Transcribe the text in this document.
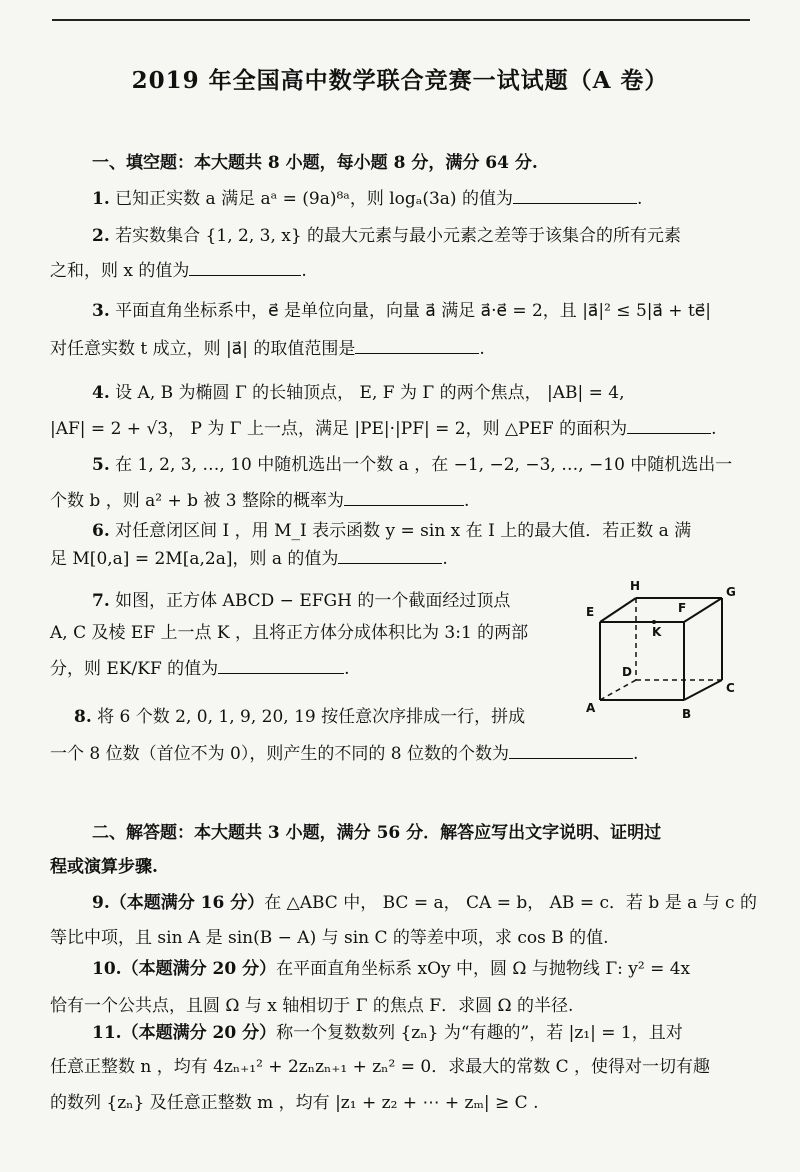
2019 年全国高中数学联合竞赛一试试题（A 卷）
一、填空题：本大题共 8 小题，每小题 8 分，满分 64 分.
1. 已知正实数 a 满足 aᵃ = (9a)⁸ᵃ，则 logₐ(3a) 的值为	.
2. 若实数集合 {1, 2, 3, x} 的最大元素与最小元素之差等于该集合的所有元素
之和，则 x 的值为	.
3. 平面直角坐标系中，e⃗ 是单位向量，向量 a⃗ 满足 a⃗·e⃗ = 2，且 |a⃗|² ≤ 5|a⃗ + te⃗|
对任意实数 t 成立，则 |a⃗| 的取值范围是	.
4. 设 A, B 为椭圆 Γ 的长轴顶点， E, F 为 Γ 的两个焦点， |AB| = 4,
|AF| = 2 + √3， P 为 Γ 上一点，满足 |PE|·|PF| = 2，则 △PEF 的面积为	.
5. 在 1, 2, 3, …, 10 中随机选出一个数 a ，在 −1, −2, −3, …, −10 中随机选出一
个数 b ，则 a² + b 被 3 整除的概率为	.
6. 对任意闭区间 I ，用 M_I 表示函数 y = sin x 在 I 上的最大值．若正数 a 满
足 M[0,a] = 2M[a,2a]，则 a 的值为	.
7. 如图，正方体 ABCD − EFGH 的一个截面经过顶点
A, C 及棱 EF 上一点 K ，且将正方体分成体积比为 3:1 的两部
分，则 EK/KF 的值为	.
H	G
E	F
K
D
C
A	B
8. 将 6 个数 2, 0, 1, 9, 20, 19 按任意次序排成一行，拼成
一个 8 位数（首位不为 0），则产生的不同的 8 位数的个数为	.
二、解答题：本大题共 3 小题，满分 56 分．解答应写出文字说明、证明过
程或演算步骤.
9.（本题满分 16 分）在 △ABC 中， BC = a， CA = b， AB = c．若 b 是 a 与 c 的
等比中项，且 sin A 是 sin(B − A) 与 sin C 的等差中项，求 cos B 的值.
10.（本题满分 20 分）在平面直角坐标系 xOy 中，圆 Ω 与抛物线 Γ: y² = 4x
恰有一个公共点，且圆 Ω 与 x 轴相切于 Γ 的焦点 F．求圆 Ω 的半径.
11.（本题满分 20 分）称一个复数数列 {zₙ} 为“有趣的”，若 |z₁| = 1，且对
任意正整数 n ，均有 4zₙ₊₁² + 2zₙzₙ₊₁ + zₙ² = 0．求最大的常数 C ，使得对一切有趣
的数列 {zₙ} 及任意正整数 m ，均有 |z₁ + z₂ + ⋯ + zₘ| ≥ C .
....
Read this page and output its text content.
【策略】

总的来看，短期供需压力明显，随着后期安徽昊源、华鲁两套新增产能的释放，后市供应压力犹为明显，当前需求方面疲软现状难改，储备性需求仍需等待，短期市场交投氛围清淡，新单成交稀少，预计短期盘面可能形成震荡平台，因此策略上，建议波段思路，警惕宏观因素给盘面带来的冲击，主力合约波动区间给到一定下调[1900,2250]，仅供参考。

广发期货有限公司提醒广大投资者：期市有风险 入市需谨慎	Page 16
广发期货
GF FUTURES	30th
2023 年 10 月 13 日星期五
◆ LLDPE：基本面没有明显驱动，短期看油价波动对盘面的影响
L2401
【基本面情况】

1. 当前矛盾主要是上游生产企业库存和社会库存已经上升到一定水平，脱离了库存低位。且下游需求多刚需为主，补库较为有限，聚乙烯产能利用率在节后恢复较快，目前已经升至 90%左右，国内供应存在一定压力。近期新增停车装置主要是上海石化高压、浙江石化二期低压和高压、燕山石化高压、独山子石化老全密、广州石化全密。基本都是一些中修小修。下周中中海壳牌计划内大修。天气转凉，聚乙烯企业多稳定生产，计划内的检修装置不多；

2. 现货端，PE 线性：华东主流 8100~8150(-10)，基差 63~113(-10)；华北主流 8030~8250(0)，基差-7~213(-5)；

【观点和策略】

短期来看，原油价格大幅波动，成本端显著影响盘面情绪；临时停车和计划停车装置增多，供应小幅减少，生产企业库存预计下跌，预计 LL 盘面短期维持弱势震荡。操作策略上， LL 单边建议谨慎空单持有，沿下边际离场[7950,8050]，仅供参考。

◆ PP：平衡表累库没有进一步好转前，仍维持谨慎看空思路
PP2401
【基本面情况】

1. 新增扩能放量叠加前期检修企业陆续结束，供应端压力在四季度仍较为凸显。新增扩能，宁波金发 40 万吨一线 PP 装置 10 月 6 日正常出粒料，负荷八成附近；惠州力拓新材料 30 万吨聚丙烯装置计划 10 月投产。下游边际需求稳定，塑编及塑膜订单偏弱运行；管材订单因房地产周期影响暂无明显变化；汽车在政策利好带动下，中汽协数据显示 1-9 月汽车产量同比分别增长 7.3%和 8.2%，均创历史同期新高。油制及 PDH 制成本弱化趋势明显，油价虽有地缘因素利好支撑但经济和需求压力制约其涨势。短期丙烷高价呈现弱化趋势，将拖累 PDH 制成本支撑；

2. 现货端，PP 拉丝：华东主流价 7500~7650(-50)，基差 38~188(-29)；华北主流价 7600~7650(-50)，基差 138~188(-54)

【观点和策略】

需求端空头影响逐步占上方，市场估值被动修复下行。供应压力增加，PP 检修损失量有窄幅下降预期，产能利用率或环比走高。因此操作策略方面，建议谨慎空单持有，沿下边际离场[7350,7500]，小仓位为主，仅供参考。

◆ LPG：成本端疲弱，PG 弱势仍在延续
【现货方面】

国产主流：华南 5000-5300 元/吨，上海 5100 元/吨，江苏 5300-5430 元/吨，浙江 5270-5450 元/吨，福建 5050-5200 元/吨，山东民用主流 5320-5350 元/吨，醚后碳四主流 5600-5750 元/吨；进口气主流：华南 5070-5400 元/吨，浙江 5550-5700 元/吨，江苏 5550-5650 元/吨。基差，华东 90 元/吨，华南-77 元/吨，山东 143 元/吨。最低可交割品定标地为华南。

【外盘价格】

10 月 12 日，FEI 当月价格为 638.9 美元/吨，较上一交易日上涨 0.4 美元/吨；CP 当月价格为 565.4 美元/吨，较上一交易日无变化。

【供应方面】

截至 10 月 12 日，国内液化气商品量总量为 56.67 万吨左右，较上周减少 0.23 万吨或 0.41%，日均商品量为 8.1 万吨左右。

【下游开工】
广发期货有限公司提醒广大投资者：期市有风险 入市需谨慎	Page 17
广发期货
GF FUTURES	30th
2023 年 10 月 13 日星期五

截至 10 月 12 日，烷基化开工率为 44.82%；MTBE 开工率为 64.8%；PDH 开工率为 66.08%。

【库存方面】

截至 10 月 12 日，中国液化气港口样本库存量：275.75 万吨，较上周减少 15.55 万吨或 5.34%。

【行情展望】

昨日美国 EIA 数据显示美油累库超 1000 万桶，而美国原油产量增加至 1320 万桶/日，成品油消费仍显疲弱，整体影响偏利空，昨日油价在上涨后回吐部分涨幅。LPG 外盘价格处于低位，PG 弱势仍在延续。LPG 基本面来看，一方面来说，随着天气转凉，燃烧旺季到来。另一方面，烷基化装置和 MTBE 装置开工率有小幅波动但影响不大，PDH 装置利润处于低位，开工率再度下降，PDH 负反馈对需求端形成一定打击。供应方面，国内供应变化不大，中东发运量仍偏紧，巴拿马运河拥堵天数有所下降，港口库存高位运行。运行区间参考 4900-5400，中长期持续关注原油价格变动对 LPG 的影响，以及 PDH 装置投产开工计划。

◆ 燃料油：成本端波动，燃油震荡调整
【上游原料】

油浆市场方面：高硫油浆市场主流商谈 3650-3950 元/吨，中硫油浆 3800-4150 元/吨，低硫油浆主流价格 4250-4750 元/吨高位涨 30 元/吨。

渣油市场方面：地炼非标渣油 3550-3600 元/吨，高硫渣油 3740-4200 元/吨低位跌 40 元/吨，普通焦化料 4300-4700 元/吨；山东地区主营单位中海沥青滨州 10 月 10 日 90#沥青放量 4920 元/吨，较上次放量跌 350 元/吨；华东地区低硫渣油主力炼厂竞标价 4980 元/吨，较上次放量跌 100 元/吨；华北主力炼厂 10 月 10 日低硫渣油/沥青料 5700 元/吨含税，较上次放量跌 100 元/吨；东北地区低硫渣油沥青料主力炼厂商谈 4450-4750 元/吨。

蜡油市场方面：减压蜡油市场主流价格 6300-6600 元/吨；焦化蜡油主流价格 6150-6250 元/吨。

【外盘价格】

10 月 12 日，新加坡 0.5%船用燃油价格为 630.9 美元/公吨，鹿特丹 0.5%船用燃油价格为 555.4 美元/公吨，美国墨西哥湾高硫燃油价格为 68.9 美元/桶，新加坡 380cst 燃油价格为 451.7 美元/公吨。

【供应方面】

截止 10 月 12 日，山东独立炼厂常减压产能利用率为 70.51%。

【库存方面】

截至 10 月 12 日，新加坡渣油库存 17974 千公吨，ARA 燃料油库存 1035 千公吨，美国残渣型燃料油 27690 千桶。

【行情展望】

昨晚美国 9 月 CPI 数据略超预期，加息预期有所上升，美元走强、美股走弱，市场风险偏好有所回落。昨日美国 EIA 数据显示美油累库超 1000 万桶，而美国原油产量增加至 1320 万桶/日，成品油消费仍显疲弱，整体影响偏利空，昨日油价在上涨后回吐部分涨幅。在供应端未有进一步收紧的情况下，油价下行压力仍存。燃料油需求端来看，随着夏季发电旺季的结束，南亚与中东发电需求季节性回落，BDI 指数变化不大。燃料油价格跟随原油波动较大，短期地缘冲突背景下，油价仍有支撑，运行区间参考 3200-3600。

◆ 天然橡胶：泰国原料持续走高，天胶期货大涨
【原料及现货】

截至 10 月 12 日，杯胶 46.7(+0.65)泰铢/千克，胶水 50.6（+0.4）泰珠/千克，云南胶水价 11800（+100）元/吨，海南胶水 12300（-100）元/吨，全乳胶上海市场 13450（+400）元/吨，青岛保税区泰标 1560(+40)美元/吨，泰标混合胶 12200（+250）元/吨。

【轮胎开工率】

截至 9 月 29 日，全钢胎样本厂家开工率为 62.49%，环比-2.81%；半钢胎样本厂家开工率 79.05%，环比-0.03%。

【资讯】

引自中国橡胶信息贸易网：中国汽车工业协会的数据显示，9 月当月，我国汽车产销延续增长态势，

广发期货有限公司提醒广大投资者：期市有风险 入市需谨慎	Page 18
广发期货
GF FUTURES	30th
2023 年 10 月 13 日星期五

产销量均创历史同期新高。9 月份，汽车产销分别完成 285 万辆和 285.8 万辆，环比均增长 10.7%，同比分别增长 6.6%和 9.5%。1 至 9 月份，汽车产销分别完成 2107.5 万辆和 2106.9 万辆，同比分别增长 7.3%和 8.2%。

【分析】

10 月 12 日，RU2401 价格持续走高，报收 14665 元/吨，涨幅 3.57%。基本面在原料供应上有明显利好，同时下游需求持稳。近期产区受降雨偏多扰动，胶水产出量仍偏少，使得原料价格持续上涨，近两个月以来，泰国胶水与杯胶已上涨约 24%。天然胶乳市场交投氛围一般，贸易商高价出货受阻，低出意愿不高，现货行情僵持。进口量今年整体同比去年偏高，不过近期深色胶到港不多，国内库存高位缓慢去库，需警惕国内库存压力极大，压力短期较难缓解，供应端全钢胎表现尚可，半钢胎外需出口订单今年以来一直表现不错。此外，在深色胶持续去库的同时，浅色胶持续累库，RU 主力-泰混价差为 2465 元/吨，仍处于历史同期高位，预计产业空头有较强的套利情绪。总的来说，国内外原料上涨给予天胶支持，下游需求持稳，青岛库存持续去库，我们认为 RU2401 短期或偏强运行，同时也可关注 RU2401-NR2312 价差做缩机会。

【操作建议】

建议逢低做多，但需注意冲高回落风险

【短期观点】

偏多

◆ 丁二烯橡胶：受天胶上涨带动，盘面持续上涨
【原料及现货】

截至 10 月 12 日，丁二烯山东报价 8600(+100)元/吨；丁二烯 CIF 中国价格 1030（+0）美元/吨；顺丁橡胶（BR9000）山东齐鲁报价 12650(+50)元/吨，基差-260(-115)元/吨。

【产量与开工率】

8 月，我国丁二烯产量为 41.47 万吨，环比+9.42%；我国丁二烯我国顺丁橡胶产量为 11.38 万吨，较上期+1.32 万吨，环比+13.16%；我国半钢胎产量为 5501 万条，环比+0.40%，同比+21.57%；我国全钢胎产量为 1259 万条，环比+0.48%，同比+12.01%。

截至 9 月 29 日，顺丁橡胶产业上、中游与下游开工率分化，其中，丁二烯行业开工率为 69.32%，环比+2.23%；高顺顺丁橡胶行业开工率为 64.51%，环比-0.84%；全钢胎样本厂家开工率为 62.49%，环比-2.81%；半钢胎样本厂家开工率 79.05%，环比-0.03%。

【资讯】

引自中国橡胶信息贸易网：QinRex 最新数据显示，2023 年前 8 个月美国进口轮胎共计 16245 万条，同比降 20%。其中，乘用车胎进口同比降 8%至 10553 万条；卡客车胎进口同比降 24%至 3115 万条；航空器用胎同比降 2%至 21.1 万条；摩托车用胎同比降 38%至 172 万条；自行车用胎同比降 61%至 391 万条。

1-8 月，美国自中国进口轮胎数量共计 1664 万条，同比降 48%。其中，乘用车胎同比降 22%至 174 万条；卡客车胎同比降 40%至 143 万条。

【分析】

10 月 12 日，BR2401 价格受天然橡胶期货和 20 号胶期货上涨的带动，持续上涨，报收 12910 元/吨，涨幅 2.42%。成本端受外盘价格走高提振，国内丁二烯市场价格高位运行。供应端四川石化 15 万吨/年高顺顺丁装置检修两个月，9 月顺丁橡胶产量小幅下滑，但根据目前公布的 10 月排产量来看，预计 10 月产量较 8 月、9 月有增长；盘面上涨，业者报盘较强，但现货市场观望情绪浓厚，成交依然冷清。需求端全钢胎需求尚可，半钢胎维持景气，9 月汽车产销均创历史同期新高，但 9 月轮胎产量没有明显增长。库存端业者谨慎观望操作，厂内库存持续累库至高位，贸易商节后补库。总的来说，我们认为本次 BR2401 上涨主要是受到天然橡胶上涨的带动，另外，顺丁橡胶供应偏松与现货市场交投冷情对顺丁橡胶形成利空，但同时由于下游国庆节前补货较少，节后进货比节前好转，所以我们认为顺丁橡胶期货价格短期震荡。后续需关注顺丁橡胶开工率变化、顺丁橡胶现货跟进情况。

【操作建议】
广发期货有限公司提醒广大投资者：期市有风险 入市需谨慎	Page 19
....
» Task description: Report only how many lines in the listing contain the string "较上周减少".

» Answer to this exercise: 2